* _DIRECTIVE_
Quote the whole listing word for word, please.

* _Collected data entries_
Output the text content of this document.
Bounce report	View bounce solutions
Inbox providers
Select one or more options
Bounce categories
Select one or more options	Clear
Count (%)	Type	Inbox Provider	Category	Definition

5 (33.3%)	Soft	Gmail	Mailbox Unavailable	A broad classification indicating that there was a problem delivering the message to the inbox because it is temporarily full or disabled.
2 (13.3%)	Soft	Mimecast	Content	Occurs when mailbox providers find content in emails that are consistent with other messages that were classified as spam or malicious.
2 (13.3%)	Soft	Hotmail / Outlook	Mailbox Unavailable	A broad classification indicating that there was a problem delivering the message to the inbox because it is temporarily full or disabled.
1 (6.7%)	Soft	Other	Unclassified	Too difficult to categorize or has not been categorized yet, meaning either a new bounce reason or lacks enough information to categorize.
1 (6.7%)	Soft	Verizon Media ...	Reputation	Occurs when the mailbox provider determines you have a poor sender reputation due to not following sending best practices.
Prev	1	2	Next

* _SOLUTION TO THIS EXERCISE_
Output the text content of this document.
Bounce report	View bounce solutions
Inbox providers
Select one or more options
Bounce categories
Select one or more options	Clear
Count (%)	Type	Inbox Provider	Category	Definition

5 (33.3%)	Soft	Gmail	Mailbox Unavailable	A broad classification indicating that there was a problem delivering the message to the inbox because it is temporarily full or disabled.
2 (13.3%)	Soft	Mimecast	Content	Occurs when mailbox providers find content in emails that are consistent with other messages that were classified as spam or malicious.
2 (13.3%)	Soft	Hotmail / Outlook	Mailbox Unavailable	A broad classification indicating that there was a problem delivering the message to the inbox because it is temporarily full or disabled.
1 (6.7%)	Soft	Other	Unclassified	Too difficult to categorize or has not been categorized yet, meaning either a new bounce reason or lacks enough information to categorize.
1 (6.7%)	Soft	Verizon Media ...	Reputation	Occurs when the mailbox provider determines you have a poor sender reputation due to not following sending best practices.
Prev	1	2	Next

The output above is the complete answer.